Requirements => Copy out each line of the data holding "OPTIONAL".
═════ Extracted records
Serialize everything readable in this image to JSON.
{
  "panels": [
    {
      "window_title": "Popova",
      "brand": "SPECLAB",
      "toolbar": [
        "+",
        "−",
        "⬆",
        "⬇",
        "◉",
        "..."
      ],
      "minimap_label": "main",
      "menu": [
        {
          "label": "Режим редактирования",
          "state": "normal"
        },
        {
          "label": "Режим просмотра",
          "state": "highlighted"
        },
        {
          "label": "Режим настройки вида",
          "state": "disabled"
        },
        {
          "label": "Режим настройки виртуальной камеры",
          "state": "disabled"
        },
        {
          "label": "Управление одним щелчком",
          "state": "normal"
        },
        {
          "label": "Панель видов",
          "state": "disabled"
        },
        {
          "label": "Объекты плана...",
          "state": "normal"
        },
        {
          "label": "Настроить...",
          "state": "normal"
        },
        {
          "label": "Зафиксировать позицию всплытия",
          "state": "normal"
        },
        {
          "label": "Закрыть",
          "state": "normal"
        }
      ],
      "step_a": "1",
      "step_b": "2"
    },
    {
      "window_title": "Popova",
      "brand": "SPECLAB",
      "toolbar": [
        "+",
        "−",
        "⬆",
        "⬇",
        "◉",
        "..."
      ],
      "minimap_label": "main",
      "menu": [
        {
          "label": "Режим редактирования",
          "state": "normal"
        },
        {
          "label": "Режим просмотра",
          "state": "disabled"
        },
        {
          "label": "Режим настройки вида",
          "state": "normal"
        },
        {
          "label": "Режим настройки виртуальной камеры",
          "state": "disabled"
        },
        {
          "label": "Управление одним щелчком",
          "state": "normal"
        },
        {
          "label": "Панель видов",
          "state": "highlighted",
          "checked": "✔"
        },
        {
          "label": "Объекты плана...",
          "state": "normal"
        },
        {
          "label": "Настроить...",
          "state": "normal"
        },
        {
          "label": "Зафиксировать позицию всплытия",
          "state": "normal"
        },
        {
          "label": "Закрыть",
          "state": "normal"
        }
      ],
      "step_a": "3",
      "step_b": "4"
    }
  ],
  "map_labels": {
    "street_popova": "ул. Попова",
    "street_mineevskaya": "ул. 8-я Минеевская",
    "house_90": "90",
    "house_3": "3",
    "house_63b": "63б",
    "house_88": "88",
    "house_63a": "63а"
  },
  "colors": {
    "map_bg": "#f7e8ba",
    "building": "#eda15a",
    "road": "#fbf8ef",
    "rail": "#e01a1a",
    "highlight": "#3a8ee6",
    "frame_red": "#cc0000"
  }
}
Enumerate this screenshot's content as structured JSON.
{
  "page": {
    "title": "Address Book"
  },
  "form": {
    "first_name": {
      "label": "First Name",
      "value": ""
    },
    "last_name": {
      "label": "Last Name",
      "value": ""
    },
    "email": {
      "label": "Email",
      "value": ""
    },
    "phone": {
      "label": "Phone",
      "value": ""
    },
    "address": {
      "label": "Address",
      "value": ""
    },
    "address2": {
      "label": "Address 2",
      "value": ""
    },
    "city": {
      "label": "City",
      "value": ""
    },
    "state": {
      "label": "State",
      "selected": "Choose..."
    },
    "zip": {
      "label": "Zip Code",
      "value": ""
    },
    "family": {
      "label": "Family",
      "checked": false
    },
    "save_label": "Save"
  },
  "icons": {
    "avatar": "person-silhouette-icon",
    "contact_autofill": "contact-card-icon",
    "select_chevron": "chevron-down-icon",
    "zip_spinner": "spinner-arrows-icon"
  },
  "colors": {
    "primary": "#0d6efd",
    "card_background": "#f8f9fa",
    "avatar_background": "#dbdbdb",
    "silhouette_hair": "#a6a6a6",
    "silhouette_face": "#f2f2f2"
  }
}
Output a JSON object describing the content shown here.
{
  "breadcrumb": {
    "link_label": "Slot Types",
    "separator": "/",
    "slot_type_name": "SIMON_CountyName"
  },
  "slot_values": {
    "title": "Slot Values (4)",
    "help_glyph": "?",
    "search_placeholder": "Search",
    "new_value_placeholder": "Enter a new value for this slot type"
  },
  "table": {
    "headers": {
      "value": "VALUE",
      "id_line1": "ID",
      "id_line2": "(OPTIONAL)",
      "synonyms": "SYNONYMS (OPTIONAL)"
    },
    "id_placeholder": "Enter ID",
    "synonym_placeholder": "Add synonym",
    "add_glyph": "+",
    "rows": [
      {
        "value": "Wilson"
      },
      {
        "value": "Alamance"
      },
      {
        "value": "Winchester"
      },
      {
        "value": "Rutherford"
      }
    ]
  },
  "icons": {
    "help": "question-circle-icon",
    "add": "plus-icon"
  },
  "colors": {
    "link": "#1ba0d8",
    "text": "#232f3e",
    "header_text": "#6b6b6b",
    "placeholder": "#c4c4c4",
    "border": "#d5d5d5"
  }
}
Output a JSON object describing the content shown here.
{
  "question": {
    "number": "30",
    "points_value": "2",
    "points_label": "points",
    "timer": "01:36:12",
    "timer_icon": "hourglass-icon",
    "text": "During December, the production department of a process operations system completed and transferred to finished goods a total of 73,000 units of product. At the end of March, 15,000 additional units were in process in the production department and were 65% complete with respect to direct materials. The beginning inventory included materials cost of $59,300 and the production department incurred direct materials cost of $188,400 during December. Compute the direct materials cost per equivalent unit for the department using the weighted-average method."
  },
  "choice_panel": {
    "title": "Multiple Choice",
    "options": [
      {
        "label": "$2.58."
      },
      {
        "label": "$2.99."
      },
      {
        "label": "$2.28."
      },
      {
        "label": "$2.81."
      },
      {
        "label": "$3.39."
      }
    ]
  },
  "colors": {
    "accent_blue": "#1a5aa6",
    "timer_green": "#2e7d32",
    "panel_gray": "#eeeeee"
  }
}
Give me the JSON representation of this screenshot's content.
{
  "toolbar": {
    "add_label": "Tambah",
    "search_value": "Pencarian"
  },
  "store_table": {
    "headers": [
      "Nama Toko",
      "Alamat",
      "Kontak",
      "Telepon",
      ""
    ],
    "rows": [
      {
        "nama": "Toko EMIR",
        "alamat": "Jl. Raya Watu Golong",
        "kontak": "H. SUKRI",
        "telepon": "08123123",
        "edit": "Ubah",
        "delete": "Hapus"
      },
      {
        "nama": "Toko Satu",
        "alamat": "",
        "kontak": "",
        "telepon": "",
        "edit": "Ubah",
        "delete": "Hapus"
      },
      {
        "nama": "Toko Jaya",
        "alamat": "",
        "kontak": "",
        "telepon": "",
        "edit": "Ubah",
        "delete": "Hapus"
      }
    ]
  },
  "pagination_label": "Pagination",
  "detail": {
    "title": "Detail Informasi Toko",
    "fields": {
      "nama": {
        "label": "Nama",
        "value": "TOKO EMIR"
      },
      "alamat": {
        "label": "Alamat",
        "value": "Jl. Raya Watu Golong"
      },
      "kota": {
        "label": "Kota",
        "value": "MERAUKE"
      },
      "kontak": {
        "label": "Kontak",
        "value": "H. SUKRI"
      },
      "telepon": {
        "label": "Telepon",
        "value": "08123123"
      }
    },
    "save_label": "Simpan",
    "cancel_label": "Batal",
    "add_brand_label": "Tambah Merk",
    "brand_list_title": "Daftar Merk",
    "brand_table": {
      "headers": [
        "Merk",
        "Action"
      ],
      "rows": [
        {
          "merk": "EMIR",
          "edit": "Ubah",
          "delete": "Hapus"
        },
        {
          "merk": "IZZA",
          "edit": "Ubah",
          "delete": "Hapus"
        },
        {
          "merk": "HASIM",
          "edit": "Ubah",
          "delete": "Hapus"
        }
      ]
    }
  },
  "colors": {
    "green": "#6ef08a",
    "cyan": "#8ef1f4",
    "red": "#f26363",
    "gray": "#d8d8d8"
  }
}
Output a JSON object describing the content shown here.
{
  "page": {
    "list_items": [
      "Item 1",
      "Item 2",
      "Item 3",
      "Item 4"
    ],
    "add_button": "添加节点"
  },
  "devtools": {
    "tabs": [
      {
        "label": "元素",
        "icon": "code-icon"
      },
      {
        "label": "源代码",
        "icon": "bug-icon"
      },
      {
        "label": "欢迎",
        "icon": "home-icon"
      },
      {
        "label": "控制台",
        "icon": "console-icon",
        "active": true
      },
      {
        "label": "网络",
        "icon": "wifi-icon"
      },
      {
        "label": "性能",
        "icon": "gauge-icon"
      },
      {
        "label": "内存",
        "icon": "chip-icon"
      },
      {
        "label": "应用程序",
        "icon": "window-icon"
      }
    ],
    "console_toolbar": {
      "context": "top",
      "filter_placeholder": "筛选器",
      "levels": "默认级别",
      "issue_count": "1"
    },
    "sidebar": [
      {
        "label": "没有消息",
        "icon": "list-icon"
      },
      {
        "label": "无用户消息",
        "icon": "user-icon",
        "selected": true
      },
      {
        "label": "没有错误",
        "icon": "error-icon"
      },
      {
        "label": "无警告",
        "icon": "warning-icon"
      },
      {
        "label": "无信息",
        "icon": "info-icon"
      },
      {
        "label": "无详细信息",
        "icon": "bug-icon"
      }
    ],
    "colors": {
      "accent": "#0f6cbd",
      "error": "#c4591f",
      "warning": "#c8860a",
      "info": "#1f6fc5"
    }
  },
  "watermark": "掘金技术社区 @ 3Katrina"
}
══════════
Answer =>
      "id_line2": "(OPTIONAL)",
      "synonyms": "SYNONYMS (OPTIONAL)"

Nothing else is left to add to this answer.